[Start]

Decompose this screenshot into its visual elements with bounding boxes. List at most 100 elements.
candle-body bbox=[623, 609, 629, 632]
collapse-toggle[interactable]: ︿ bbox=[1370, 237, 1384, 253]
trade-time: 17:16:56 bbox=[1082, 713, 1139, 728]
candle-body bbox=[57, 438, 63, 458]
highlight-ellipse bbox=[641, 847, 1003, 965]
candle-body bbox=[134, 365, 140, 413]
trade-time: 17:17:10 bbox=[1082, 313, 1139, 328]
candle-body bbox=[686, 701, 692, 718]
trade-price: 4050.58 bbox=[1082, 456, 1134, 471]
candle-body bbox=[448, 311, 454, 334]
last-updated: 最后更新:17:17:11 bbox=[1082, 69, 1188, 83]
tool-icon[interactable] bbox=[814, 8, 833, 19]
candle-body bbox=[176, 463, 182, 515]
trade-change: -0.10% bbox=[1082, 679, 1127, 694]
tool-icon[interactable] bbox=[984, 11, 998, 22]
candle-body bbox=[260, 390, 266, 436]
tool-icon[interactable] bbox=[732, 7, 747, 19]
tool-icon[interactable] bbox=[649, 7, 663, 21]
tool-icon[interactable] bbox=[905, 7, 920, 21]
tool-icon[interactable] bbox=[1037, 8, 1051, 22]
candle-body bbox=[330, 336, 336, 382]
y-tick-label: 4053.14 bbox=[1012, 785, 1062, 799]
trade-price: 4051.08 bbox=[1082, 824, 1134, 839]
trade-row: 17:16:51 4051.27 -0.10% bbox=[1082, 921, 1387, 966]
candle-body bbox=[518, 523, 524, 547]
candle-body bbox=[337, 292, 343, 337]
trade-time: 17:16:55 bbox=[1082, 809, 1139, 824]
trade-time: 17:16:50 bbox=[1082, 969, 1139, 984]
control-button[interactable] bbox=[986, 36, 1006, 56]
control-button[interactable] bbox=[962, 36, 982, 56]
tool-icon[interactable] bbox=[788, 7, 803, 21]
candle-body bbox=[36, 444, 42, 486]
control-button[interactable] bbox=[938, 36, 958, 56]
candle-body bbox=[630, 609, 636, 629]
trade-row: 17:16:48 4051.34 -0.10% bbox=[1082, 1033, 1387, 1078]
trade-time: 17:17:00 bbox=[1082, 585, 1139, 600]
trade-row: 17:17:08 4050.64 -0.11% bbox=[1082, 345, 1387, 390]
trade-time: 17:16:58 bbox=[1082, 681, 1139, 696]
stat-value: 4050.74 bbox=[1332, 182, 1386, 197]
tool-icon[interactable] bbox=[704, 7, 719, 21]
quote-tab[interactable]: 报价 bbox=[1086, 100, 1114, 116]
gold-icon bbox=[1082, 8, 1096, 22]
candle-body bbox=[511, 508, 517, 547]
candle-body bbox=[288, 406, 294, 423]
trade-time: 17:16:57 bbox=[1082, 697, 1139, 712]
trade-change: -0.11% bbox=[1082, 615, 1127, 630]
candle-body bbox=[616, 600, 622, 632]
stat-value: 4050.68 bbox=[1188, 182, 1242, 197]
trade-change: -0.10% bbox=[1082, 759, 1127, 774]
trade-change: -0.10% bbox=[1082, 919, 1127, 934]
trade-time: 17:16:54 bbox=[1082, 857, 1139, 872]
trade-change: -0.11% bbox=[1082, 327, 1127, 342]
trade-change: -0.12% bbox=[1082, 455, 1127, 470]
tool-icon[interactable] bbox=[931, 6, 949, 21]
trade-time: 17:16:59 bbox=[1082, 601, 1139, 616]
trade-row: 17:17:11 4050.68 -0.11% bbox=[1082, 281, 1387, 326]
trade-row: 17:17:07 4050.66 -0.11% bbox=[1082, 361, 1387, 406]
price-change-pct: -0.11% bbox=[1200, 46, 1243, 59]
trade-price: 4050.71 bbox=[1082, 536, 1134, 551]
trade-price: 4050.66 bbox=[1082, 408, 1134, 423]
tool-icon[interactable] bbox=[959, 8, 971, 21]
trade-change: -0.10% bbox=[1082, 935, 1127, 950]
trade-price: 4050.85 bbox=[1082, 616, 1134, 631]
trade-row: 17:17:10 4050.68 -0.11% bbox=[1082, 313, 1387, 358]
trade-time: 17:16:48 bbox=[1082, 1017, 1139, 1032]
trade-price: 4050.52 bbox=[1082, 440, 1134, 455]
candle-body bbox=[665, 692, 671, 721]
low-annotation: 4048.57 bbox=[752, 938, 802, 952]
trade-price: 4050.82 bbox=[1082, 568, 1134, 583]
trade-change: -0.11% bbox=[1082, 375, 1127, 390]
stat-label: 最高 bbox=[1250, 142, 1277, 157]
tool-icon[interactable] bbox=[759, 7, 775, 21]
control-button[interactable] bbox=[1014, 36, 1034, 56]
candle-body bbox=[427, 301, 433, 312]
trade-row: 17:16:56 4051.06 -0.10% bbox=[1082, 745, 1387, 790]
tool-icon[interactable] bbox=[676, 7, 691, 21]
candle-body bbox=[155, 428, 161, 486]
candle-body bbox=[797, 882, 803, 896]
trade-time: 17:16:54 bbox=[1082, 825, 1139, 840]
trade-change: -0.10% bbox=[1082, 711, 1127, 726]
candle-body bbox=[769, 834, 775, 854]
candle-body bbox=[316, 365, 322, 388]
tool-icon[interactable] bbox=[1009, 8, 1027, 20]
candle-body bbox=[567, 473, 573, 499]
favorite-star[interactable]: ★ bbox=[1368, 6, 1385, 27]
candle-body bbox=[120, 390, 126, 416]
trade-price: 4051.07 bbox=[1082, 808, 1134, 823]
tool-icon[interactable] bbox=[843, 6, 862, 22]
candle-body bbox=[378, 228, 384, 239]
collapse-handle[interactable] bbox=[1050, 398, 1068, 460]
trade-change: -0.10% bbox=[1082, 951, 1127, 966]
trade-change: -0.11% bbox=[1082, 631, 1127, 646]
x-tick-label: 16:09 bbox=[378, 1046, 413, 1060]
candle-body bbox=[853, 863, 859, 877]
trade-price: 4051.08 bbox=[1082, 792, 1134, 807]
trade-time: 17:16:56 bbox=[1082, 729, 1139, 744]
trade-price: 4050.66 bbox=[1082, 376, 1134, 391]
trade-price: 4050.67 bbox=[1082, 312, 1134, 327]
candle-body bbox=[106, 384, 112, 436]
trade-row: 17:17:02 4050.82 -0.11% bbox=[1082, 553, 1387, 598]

[End]

▶ [What the exercise asks]
Copy the data above line for line, changing nothing.

▶ [Final result]
Decompose this screenshot into its visual elements with bounding boxes. List at most 100 elements.
candle-body bbox=[623, 609, 629, 632]
collapse-toggle[interactable]: ︿ bbox=[1370, 237, 1384, 253]
trade-time: 17:16:56 bbox=[1082, 713, 1139, 728]
candle-body bbox=[57, 438, 63, 458]
highlight-ellipse bbox=[641, 847, 1003, 965]
candle-body bbox=[134, 365, 140, 413]
trade-time: 17:17:10 bbox=[1082, 313, 1139, 328]
candle-body bbox=[686, 701, 692, 718]
trade-price: 4050.58 bbox=[1082, 456, 1134, 471]
candle-body bbox=[448, 311, 454, 334]
last-updated: 最后更新:17:17:11 bbox=[1082, 69, 1188, 83]
tool-icon[interactable] bbox=[814, 8, 833, 19]
candle-body bbox=[176, 463, 182, 515]
trade-change: -0.10% bbox=[1082, 679, 1127, 694]
tool-icon[interactable] bbox=[984, 11, 998, 22]
candle-body bbox=[260, 390, 266, 436]
tool-icon[interactable] bbox=[732, 7, 747, 19]
tool-icon[interactable] bbox=[649, 7, 663, 21]
tool-icon[interactable] bbox=[905, 7, 920, 21]
tool-icon[interactable] bbox=[1037, 8, 1051, 22]
candle-body bbox=[330, 336, 336, 382]
y-tick-label: 4053.14 bbox=[1012, 785, 1062, 799]
trade-price: 4051.08 bbox=[1082, 824, 1134, 839]
trade-row: 17:16:51 4051.27 -0.10% bbox=[1082, 921, 1387, 966]
candle-body bbox=[518, 523, 524, 547]
candle-body bbox=[337, 292, 343, 337]
trade-time: 17:16:55 bbox=[1082, 809, 1139, 824]
trade-time: 17:16:50 bbox=[1082, 969, 1139, 984]
control-button[interactable] bbox=[986, 36, 1006, 56]
control-button[interactable] bbox=[962, 36, 982, 56]
tool-icon[interactable] bbox=[788, 7, 803, 21]
candle-body bbox=[36, 444, 42, 486]
control-button[interactable] bbox=[938, 36, 958, 56]
candle-body bbox=[630, 609, 636, 629]
trade-row: 17:16:48 4051.34 -0.10% bbox=[1082, 1033, 1387, 1078]
trade-time: 17:17:00 bbox=[1082, 585, 1139, 600]
trade-row: 17:17:08 4050.64 -0.11% bbox=[1082, 345, 1387, 390]
trade-time: 17:16:58 bbox=[1082, 681, 1139, 696]
stat-value: 4050.74 bbox=[1332, 182, 1386, 197]
tool-icon[interactable] bbox=[704, 7, 719, 21]
quote-tab[interactable]: 报价 bbox=[1086, 100, 1114, 116]
gold-icon bbox=[1082, 8, 1096, 22]
candle-body bbox=[511, 508, 517, 547]
candle-body bbox=[288, 406, 294, 423]
trade-time: 17:16:57 bbox=[1082, 697, 1139, 712]
trade-change: -0.11% bbox=[1082, 615, 1127, 630]
candle-body bbox=[616, 600, 622, 632]
stat-value: 4050.68 bbox=[1188, 182, 1242, 197]
trade-change: -0.10% bbox=[1082, 759, 1127, 774]
trade-change: -0.10% bbox=[1082, 919, 1127, 934]
trade-time: 17:16:54 bbox=[1082, 857, 1139, 872]
trade-change: -0.11% bbox=[1082, 327, 1127, 342]
trade-change: -0.12% bbox=[1082, 455, 1127, 470]
tool-icon[interactable] bbox=[931, 6, 949, 21]
trade-time: 17:16:59 bbox=[1082, 601, 1139, 616]
trade-row: 17:17:11 4050.68 -0.11% bbox=[1082, 281, 1387, 326]
trade-row: 17:17:07 4050.66 -0.11% bbox=[1082, 361, 1387, 406]
price-change-pct: -0.11% bbox=[1200, 46, 1243, 59]
trade-price: 4050.71 bbox=[1082, 536, 1134, 551]
trade-price: 4050.66 bbox=[1082, 408, 1134, 423]
tool-icon[interactable] bbox=[959, 8, 971, 21]
trade-change: -0.10% bbox=[1082, 935, 1127, 950]
trade-price: 4050.85 bbox=[1082, 616, 1134, 631]
trade-row: 17:17:10 4050.68 -0.11% bbox=[1082, 313, 1387, 358]
trade-time: 17:16:48 bbox=[1082, 1017, 1139, 1032]
trade-price: 4050.52 bbox=[1082, 440, 1134, 455]
candle-body bbox=[665, 692, 671, 721]
low-annotation: 4048.57 bbox=[752, 938, 802, 952]
trade-price: 4050.82 bbox=[1082, 568, 1134, 583]
trade-change: -0.11% bbox=[1082, 375, 1127, 390]
stat-label: 最高 bbox=[1250, 142, 1277, 157]
tool-icon[interactable] bbox=[759, 7, 775, 21]
control-button[interactable] bbox=[1014, 36, 1034, 56]
candle-body bbox=[427, 301, 433, 312]
trade-row: 17:16:56 4051.06 -0.10% bbox=[1082, 745, 1387, 790]
tool-icon[interactable] bbox=[676, 7, 691, 21]
candle-body bbox=[155, 428, 161, 486]
candle-body bbox=[797, 882, 803, 896]
trade-time: 17:16:54 bbox=[1082, 825, 1139, 840]
trade-change: -0.10% bbox=[1082, 711, 1127, 726]
candle-body bbox=[769, 834, 775, 854]
candle-body bbox=[316, 365, 322, 388]
tool-icon[interactable] bbox=[1009, 8, 1027, 20]
candle-body bbox=[567, 473, 573, 499]
favorite-star[interactable]: ★ bbox=[1368, 6, 1385, 27]
candle-body bbox=[120, 390, 126, 416]
trade-price: 4051.07 bbox=[1082, 808, 1134, 823]
tool-icon[interactable] bbox=[843, 6, 862, 22]
candle-body bbox=[378, 228, 384, 239]
collapse-handle[interactable] bbox=[1050, 398, 1068, 460]
trade-change: -0.10% bbox=[1082, 951, 1127, 966]
trade-change: -0.11% bbox=[1082, 631, 1127, 646]
x-tick-label: 16:09 bbox=[378, 1046, 413, 1060]
candle-body bbox=[853, 863, 859, 877]
trade-price: 4051.08 bbox=[1082, 792, 1134, 807]
trade-time: 17:16:56 bbox=[1082, 729, 1139, 744]
trade-price: 4050.66 bbox=[1082, 376, 1134, 391]
trade-price: 4050.67 bbox=[1082, 312, 1134, 327]
candle-body bbox=[106, 384, 112, 436]
trade-row: 17:17:02 4050.82 -0.11% bbox=[1082, 553, 1387, 598]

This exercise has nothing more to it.